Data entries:
══════════════════════════════

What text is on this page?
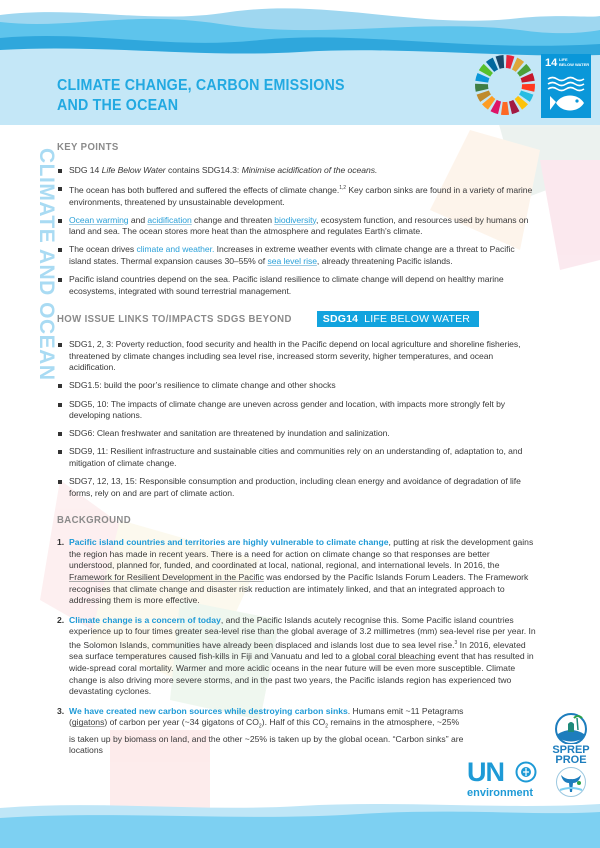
CLIMATE CHANGE, CARBON EMISSIONS
AND THE OCEAN
14 LIFE
BELOW WATER
CLIMATE AND OCEAN
KEY POINTS
SDG 14 Life Below Water contains SDG14.3: Minimise acidification of the oceans.
The ocean has both buffered and suffered the effects of climate change.$^{1,2}$ Key carbon sinks are found in a variety of marine environments, threatened by unsustainable development.
Ocean warming and acidification change and threaten biodiversity, ecosystem function, and resources used by humans on land and sea. The ocean stores more heat than the atmosphere and regulates Earth’s climate.
The ocean drives climate and weather. Increases in extreme weather events with climate change are a threat to Pacific island states. Thermal expansion causes 30–55% of sea level rise, already threatening Pacific islands.
Pacific island countries depend on the sea. Pacific island resilience to climate change will depend on healthy marine ecosystems, integrated with sound terrestrial management.
HOW ISSUE LINKS TO/IMPACTS SDGS BEYOND	SDG14 LIFE BELOW WATER
SDG1, 2, 3: Poverty reduction, food security and health in the Pacific depend on local agriculture and shoreline fisheries, threatened by climate changes including sea level rise, increased storm severity, higher temperatures, and ocean acidification.
SDG1.5: build the poor’s resilience to climate change and other shocks
SDG5, 10: The impacts of climate change are uneven across gender and location, with impacts more strongly felt by developing nations.
SDG6: Clean freshwater and sanitation are threatened by inundation and salinization.
SDG9, 11: Resilient infrastructure and sustainable cities and communities rely on an understanding of, adaptation to, and mitigation of climate change.
SDG7, 12, 13, 15: Responsible consumption and production, including clean energy and avoidance of degradation of life forms, rely on and are part of climate action.
BACKGROUND
1. Pacific island countries and territories are highly vulnerable to climate change, putting at risk the development gains the region has made in recent years. There is a need for action on climate change so that responses are better understood, planned for, funded, and coordinated at local, national, regional, and international levels. In 2016, the Framework for Resilient Development in the Pacific was endorsed by the Pacific Islands Forum Leaders. The Framework recognises that climate change and disaster risk reduction are intimately linked, and that an integrated approach to addressing them is more effective.
2. Climate change is a concern of today, and the Pacific Islands acutely recognise this. Some Pacific island countries experience up to four times greater sea-level rise than the global average of 3.2 millimetres (mm) sea-level rise per year. In the Solomon Islands, communities have already been displaced and islands lost due to sea level rise.$^3$ In 2016, elevated sea surface temperatures caused fish-kills in Fiji and Vanuatu and led to a global coral bleaching event that has resulted in wide-spread coral mortality. Warmer and more acidic oceans in the near future will be even more susceptible. Climate change is also driving more severe storms, and in the past two years, the Pacific islands region has experienced two devastating cyclones.
3. We have created new carbon sources while destroying carbon sinks. Humans emit ~11 Petagrams (gigatons) of carbon per year (~34 gigatons of $CO_2$). Half of this $CO_2$ remains in the atmosphere, ~25% is taken up by biomass on land, and the other ~25% is taken up by the global ocean. “Carbon sinks” are locations
UN
environment
SPREP
PROE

══════════════════════════════

• **REQUIRED TASK**
Every record above should be written out again without change, except that the pictures are left out.

• **THE COMPLETED TASK**
What text is on this page?
CLIMATE CHANGE, CARBON EMISSIONS
AND THE OCEAN
14 LIFE
BELOW WATER
CLIMATE AND OCEAN
KEY POINTS
SDG 14 Life Below Water contains SDG14.3: Minimise acidification of the oceans.
The ocean has both buffered and suffered the effects of climate change.$^{1,2}$ Key carbon sinks are found in a variety of marine environments, threatened by unsustainable development.
Ocean warming and acidification change and threaten biodiversity, ecosystem function, and resources used by humans on land and sea. The ocean stores more heat than the atmosphere and regulates Earth’s climate.
The ocean drives climate and weather. Increases in extreme weather events with climate change are a threat to Pacific island states. Thermal expansion causes 30–55% of sea level rise, already threatening Pacific islands.
Pacific island countries depend on the sea. Pacific island resilience to climate change will depend on healthy marine ecosystems, integrated with sound terrestrial management.
HOW ISSUE LINKS TO/IMPACTS SDGS BEYOND	SDG14 LIFE BELOW WATER
SDG1, 2, 3: Poverty reduction, food security and health in the Pacific depend on local agriculture and shoreline fisheries, threatened by climate changes including sea level rise, increased storm severity, higher temperatures, and ocean acidification.
SDG1.5: build the poor’s resilience to climate change and other shocks
SDG5, 10: The impacts of climate change are uneven across gender and location, with impacts more strongly felt by developing nations.
SDG6: Clean freshwater and sanitation are threatened by inundation and salinization.
SDG9, 11: Resilient infrastructure and sustainable cities and communities rely on an understanding of, adaptation to, and mitigation of climate change.
SDG7, 12, 13, 15: Responsible consumption and production, including clean energy and avoidance of degradation of life forms, rely on and are part of climate action.
BACKGROUND
1. Pacific island countries and territories are highly vulnerable to climate change, putting at risk the development gains the region has made in recent years. There is a need for action on climate change so that responses are better understood, planned for, funded, and coordinated at local, national, regional, and international levels. In 2016, the Framework for Resilient Development in the Pacific was endorsed by the Pacific Islands Forum Leaders. The Framework recognises that climate change and disaster risk reduction are intimately linked, and that an integrated approach to addressing them is more effective.
2. Climate change is a concern of today, and the Pacific Islands acutely recognise this. Some Pacific island countries experience up to four times greater sea-level rise than the global average of 3.2 millimetres (mm) sea-level rise per year. In the Solomon Islands, communities have already been displaced and islands lost due to sea level rise.$^3$ In 2016, elevated sea surface temperatures caused fish-kills in Fiji and Vanuatu and led to a global coral bleaching event that has resulted in wide-spread coral mortality. Warmer and more acidic oceans in the near future will be even more susceptible. Climate change is also driving more severe storms, and in the past two years, the Pacific islands region has experienced two devastating cyclones.
3. We have created new carbon sources while destroying carbon sinks. Humans emit ~11 Petagrams (gigatons) of carbon per year (~34 gigatons of $CO_2$). Half of this $CO_2$ remains in the atmosphere, ~25% is taken up by biomass on land, and the other ~25% is taken up by the global ocean. “Carbon sinks” are locations
UN
environment
SPREP
PROE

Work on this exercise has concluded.